#### [Required work]
Return every line of the data below that includes the string "distance".

** start The records **

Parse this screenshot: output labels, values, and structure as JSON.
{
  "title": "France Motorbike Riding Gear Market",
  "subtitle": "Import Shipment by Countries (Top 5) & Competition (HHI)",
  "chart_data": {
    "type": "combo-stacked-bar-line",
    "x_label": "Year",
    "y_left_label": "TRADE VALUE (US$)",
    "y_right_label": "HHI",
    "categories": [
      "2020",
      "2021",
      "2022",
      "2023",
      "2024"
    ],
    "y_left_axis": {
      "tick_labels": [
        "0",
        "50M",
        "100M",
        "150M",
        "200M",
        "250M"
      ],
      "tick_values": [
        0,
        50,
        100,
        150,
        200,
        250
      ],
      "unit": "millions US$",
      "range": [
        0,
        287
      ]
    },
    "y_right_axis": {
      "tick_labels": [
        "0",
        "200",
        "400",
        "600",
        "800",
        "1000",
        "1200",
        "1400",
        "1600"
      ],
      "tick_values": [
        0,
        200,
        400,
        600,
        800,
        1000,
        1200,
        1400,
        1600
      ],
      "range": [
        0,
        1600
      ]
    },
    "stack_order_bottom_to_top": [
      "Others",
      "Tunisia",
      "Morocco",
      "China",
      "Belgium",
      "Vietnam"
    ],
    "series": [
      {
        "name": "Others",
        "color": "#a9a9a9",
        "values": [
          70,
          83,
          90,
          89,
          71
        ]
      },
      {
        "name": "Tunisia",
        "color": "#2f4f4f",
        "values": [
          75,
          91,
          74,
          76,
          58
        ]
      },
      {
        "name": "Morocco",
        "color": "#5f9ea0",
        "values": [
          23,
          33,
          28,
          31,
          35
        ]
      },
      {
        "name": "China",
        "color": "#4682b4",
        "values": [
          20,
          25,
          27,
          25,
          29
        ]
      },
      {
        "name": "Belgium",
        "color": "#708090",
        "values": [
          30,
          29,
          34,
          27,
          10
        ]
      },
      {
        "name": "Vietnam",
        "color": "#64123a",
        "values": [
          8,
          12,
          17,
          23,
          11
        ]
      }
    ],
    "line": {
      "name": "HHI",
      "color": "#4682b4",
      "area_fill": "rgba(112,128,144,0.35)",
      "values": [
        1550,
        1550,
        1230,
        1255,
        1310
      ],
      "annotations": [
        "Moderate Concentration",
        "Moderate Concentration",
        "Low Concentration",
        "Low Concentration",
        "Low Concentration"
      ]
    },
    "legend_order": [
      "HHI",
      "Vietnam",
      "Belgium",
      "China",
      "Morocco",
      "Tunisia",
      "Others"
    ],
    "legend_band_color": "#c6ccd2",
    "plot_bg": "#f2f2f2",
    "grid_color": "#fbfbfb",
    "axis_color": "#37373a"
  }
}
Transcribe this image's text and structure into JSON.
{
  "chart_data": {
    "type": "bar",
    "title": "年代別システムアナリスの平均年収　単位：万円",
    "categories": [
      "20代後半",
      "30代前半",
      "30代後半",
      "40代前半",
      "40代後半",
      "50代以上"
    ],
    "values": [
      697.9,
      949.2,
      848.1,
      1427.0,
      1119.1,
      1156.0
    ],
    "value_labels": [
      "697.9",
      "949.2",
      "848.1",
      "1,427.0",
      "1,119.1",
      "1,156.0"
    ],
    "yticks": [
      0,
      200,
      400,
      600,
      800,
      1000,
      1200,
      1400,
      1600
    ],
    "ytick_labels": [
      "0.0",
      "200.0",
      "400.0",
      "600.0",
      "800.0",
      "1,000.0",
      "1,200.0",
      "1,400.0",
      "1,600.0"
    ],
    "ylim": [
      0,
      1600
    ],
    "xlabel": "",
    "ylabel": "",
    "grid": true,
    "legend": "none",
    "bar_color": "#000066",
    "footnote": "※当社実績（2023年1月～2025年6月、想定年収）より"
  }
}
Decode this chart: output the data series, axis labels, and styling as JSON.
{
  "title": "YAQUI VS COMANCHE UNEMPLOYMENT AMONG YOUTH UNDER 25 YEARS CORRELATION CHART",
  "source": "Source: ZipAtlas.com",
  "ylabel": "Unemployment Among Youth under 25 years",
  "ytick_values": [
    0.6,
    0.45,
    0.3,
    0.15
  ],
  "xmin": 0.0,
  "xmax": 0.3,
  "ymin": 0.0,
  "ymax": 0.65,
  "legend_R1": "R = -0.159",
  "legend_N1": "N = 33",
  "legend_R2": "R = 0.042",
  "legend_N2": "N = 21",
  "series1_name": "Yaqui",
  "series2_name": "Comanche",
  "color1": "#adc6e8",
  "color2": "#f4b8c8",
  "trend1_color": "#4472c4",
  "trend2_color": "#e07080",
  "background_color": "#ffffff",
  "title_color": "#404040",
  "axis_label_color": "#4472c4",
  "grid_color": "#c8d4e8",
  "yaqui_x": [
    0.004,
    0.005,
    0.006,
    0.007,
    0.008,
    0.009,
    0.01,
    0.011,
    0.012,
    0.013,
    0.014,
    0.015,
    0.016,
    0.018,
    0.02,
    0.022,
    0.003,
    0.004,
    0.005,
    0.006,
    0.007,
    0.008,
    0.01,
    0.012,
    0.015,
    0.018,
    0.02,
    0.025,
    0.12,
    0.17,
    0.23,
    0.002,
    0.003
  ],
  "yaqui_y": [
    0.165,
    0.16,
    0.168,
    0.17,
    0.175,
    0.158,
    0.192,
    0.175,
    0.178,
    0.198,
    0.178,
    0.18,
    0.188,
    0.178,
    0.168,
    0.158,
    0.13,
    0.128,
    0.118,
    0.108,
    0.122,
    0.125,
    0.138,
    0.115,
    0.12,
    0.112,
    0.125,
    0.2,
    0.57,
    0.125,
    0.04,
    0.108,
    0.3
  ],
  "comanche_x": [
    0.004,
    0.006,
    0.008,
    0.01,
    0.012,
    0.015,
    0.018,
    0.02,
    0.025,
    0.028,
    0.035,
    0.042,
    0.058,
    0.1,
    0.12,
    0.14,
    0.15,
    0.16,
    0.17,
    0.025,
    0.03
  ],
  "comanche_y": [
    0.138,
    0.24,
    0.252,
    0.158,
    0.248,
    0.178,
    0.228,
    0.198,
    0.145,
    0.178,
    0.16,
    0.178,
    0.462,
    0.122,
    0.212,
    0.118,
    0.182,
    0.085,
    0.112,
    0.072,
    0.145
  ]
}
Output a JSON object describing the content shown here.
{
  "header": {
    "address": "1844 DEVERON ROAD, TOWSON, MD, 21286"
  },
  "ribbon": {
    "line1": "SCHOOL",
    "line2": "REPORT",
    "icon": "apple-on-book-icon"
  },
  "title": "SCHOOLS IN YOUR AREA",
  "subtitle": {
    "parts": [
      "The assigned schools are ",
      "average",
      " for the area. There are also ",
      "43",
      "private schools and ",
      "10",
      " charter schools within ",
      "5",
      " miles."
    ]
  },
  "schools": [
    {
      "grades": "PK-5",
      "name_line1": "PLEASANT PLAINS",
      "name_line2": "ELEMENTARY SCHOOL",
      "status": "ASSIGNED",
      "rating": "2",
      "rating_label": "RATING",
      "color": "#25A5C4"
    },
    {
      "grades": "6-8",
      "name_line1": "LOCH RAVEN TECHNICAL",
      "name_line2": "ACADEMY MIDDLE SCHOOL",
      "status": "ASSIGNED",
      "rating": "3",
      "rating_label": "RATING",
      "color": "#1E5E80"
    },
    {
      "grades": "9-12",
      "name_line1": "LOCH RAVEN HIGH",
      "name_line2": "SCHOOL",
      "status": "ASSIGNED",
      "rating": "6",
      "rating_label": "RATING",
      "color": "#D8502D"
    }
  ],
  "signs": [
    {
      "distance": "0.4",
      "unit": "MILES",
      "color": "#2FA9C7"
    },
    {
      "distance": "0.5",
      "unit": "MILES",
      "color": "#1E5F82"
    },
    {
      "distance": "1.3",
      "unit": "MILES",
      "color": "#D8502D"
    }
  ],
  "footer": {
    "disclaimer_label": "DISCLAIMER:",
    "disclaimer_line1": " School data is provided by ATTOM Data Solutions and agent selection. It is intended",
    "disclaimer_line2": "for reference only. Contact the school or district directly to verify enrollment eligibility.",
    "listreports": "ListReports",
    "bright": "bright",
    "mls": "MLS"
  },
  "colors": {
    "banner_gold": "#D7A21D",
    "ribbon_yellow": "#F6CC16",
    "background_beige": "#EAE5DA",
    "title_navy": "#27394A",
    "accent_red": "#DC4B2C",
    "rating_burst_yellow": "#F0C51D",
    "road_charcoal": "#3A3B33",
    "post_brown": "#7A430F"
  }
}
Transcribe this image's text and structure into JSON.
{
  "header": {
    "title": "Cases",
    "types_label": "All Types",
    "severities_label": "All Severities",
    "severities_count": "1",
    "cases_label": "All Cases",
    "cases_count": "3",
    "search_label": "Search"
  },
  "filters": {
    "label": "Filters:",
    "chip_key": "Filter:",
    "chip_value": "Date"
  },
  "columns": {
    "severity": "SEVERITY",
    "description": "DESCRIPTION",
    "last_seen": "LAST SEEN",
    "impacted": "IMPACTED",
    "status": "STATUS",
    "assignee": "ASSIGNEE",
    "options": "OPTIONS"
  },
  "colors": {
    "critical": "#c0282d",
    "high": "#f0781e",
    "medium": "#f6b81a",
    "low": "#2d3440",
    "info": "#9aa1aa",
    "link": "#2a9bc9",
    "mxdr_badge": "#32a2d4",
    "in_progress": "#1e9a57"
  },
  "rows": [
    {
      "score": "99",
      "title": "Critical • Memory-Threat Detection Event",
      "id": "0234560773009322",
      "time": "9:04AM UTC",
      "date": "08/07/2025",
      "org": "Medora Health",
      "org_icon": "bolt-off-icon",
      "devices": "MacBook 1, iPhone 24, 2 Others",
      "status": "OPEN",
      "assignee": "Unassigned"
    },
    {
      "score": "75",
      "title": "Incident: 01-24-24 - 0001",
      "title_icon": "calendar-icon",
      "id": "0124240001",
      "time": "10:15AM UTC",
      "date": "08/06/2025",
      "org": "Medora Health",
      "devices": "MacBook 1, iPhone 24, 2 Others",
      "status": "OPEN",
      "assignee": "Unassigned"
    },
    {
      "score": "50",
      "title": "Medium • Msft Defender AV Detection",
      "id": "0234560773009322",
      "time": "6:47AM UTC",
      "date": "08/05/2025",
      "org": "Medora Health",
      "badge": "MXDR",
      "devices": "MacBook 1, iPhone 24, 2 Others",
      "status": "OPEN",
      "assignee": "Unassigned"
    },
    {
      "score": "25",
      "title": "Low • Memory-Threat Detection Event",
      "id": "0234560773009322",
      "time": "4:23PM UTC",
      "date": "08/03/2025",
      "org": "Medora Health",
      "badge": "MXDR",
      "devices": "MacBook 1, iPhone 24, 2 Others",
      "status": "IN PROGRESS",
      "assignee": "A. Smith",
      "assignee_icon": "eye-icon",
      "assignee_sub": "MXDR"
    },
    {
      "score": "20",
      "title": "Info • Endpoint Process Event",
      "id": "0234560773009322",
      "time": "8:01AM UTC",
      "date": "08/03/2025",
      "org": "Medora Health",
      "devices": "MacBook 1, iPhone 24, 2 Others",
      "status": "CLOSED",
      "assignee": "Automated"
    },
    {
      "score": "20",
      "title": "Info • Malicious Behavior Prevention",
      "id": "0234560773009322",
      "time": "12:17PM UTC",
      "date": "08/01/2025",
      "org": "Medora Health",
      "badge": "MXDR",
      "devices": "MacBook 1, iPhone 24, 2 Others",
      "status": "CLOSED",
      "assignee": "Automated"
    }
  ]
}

** end The records **

#### [Finished exercise]
      "distance": "0.4",
      "distance": "0.5",
      "distance": "1.3",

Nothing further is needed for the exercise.